| Task prompt |
Rewrite the lines starting at the one containing "contour-cell: [262, 113, 269, 120]" and ending at the one containing "contour-cell: [187, 162, 194, 169]", replacing "contour-cell" with "contour-region" throughout and leaving everything else unchanged.

| Exercise inputs |
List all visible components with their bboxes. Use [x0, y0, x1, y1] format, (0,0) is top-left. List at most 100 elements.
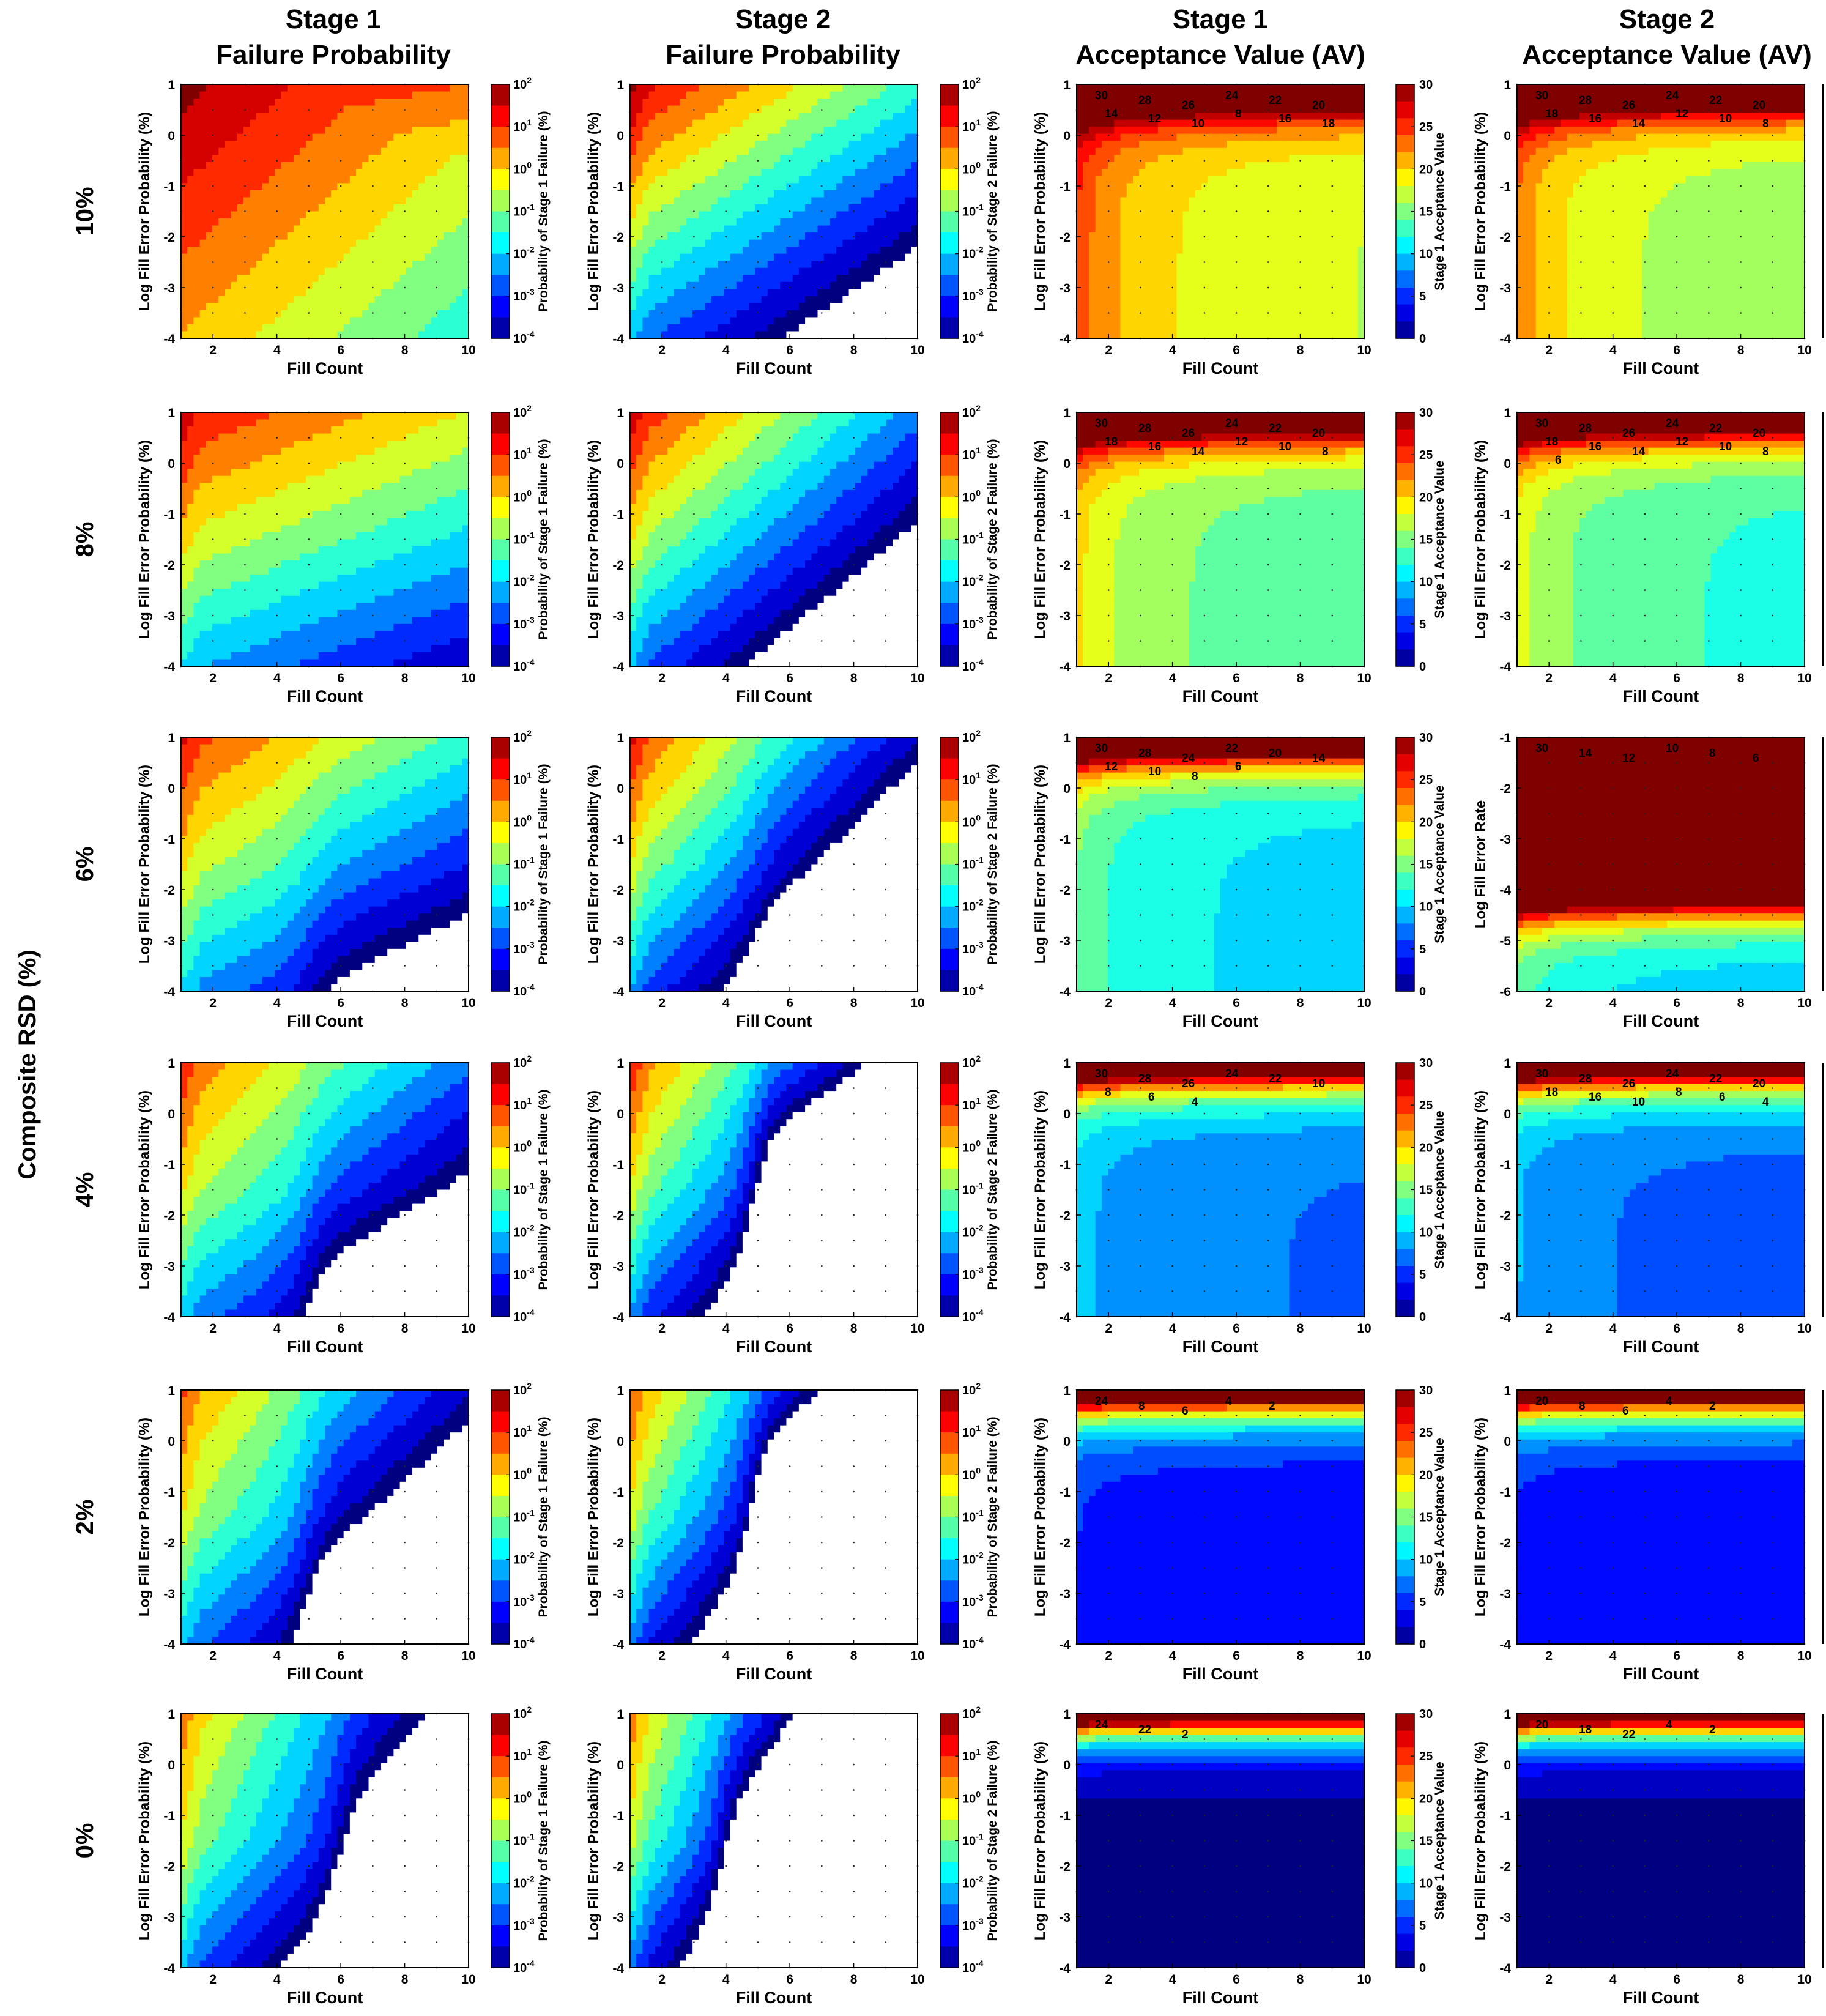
contour-cell: [262, 113, 269, 120]
contour-cell: [218, 197, 225, 204]
contour-cell: [331, 127, 338, 134]
contour-cell: [193, 212, 200, 219]
contour-cell: [218, 303, 225, 310]
contour-cell: [206, 232, 213, 240]
contour-cell: [281, 324, 288, 332]
contour-cell: [269, 317, 275, 324]
contour-cell: [181, 113, 188, 120]
contour-cell: [187, 162, 194, 169]
contour-cell: [294, 275, 300, 282]
contour-cell: [300, 317, 306, 324]
contour-cell: [288, 254, 294, 261]
contour-cell: [256, 197, 263, 204]
contour-cell: [231, 84, 238, 92]
contour-cell: [225, 141, 232, 148]
contour-cell: [256, 183, 263, 190]
contour-cell: [288, 275, 294, 282]
contour-cell: [212, 113, 219, 120]
contour-cell: [256, 84, 263, 92]
contour-cell: [331, 254, 338, 261]
contour-cell: [275, 331, 281, 338]
contour-cell: [243, 254, 250, 261]
contour-cell: [237, 303, 244, 310]
contour-cell: [262, 275, 269, 282]
contour-cell: [313, 197, 319, 204]
contour-cell: [319, 296, 325, 303]
contour-cell: [294, 226, 300, 233]
contour-cell: [237, 254, 244, 261]
contour-cell: [200, 99, 207, 106]
contour-cell: [325, 183, 332, 190]
contour-cell: [294, 169, 300, 176]
contour-cell: [206, 92, 213, 99]
contour-cell: [331, 106, 338, 113]
contour-cell: [231, 190, 238, 198]
contour-cell: [250, 289, 256, 296]
contour-cell: [313, 268, 319, 275]
contour-cell: [225, 162, 232, 169]
contour-cell: [288, 226, 294, 233]
contour-cell: [181, 197, 188, 204]
contour-cell: [237, 176, 244, 184]
contour-cell: [237, 106, 244, 113]
contour-cell: [300, 232, 306, 240]
contour-cell: [187, 113, 194, 120]
contour-cell: [319, 282, 325, 289]
contour-cell: [193, 99, 200, 106]
contour-cell: [325, 197, 332, 204]
contour-cell: [331, 134, 338, 141]
contour-cell: [218, 106, 225, 113]
contour-cell: [294, 212, 300, 219]
contour-cell: [225, 169, 232, 176]
contour-cell: [294, 127, 300, 134]
contour-cell: [313, 317, 319, 324]
contour-cell: [275, 113, 281, 120]
contour-cell: [193, 247, 200, 254]
contour-cell: [262, 331, 269, 338]
contour-cell: [300, 218, 306, 226]
contour-cell: [193, 169, 200, 176]
contour-cell: [231, 162, 238, 169]
contour-cell: [300, 99, 306, 106]
contour-cell: [275, 289, 281, 296]
contour-cell: [193, 282, 200, 289]
contour-cell: [306, 331, 313, 338]
contour-cell: [281, 176, 288, 184]
contour-cell: [313, 275, 319, 282]
contour-cell: [269, 127, 275, 134]
contour-cell: [231, 134, 238, 141]
contour-cell: [281, 212, 288, 219]
contour-cell: [319, 120, 325, 127]
contour-cell: [200, 106, 207, 113]
contour-cell: [231, 296, 238, 303]
contour-cell: [243, 324, 250, 332]
contour-cell: [337, 84, 344, 92]
contour-cell: [187, 190, 194, 198]
contour-cell: [281, 289, 288, 296]
contour-cell: [243, 190, 250, 198]
contour-cell: [237, 232, 244, 240]
contour-cell: [193, 310, 200, 318]
contour-cell: [269, 254, 275, 261]
contour-cell: [181, 162, 188, 169]
contour-cell: [306, 155, 313, 162]
contour-cell: [306, 190, 313, 198]
contour-cell: [250, 331, 256, 338]
contour-cell: [275, 226, 281, 233]
contour-cell: [313, 148, 319, 155]
contour-cell: [294, 92, 300, 99]
contour-cell: [294, 317, 300, 324]
contour-cell: [250, 169, 256, 176]
contour-cell: [288, 148, 294, 155]
contour-cell: [313, 226, 319, 233]
contour-cell: [262, 289, 269, 296]
contour-cell: [269, 92, 275, 99]
contour-cell: [281, 232, 288, 240]
contour-cell: [288, 141, 294, 148]
contour-cell: [187, 148, 194, 155]
contour-cell: [288, 162, 294, 169]
contour-cell: [187, 134, 194, 141]
contour-cell: [262, 169, 269, 176]
contour-cell: [275, 204, 281, 212]
contour-cell: [181, 275, 188, 282]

| Task response |
contour-region: [262, 113, 269, 120]
contour-region: [218, 197, 225, 204]
contour-region: [331, 127, 338, 134]
contour-region: [193, 212, 200, 219]
contour-region: [218, 303, 225, 310]
contour-region: [206, 232, 213, 240]
contour-region: [281, 324, 288, 332]
contour-region: [269, 317, 275, 324]
contour-region: [181, 113, 188, 120]
contour-region: [187, 162, 194, 169]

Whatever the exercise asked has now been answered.